##### DATA

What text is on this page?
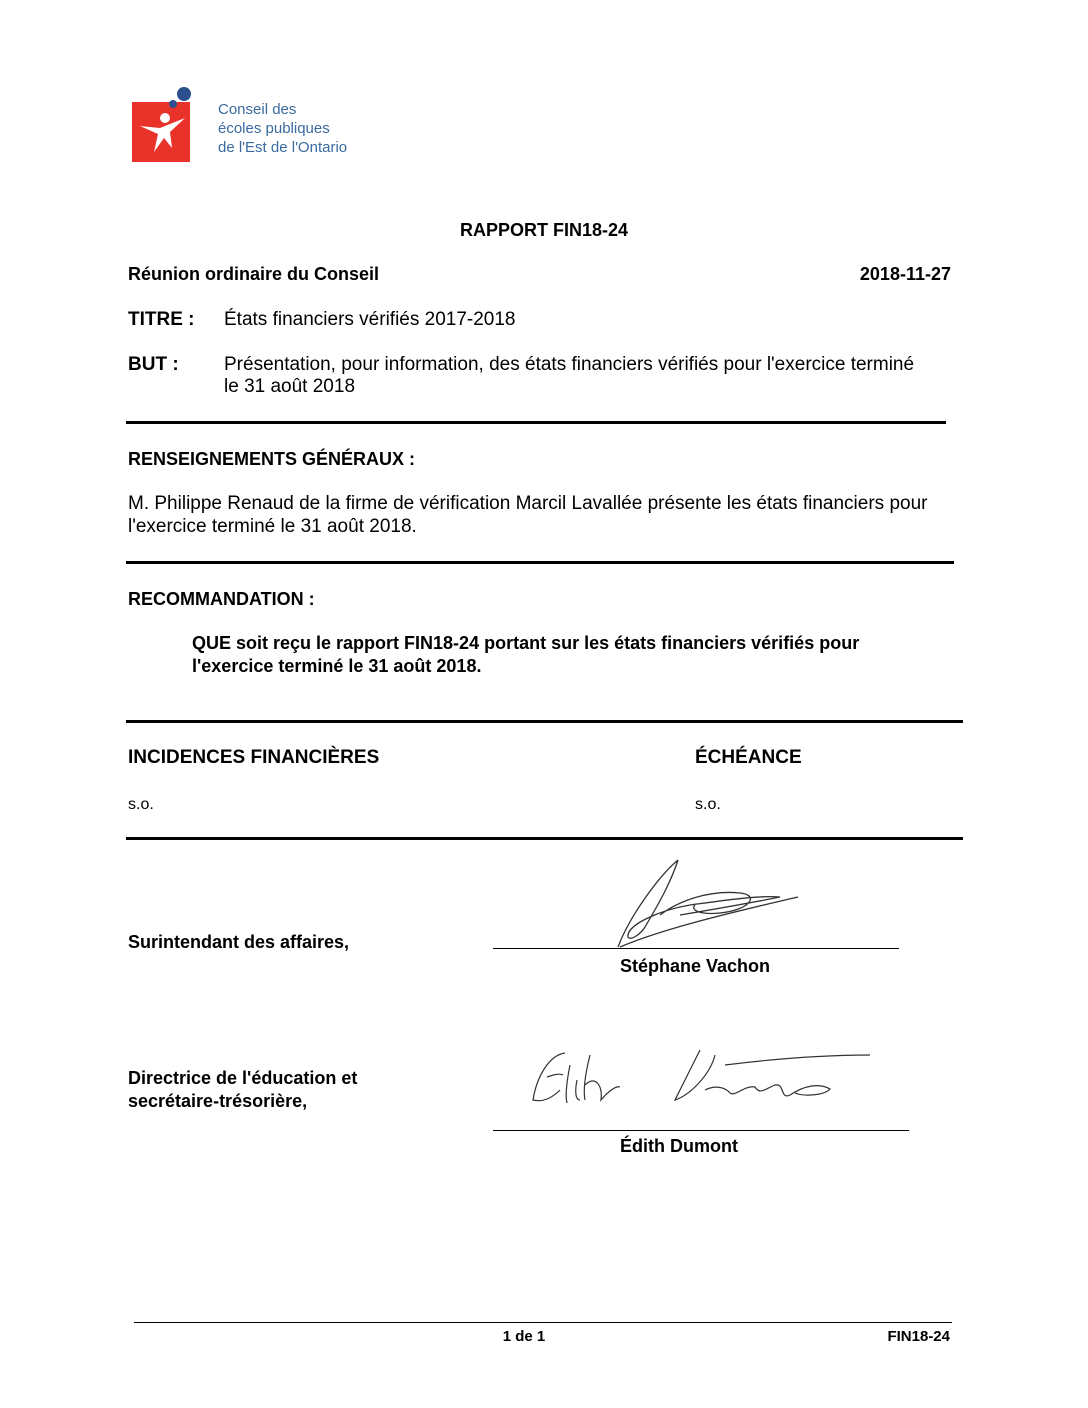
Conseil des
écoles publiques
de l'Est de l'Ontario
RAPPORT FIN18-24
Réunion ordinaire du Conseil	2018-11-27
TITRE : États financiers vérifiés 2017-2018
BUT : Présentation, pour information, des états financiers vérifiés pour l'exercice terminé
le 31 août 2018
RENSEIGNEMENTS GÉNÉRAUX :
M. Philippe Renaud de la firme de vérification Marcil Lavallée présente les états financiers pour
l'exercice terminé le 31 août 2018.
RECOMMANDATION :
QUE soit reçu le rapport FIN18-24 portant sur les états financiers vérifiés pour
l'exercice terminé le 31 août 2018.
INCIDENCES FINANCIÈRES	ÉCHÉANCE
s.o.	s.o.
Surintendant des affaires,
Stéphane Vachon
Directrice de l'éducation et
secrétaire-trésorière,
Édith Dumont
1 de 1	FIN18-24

##########
##### DATA

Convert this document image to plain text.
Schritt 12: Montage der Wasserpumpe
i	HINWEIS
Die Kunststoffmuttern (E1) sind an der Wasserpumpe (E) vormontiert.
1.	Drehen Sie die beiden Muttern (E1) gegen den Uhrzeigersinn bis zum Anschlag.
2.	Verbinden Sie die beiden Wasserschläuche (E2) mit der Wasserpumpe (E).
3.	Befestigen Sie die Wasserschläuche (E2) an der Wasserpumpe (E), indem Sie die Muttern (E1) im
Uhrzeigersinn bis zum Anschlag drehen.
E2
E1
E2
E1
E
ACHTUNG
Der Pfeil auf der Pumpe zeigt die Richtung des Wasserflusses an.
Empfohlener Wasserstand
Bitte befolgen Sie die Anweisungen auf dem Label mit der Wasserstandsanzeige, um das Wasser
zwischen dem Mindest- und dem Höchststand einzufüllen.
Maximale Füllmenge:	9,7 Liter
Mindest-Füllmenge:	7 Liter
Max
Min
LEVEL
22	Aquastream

##########
##### DATA

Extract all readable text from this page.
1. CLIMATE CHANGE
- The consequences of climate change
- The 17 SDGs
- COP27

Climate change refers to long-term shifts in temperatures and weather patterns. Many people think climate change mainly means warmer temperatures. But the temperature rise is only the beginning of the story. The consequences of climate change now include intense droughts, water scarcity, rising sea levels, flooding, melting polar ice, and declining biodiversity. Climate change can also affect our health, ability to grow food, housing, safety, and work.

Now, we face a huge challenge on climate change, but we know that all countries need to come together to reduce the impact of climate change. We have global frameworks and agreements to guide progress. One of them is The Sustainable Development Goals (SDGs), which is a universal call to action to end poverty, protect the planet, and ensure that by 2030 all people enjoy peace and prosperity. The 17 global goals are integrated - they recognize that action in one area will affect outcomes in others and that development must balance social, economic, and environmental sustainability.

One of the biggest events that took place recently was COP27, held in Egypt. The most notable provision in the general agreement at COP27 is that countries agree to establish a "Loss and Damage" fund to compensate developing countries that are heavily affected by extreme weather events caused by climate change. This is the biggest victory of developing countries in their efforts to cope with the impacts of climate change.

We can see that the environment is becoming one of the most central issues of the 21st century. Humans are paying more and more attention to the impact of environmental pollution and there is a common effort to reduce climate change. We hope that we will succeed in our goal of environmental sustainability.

##########

**WHAT YOU WILL DO**.
Examine the entries and report how many of their lines contain the string "Liter", giving no more than the number.

**CORRECT RESPONSE**.
2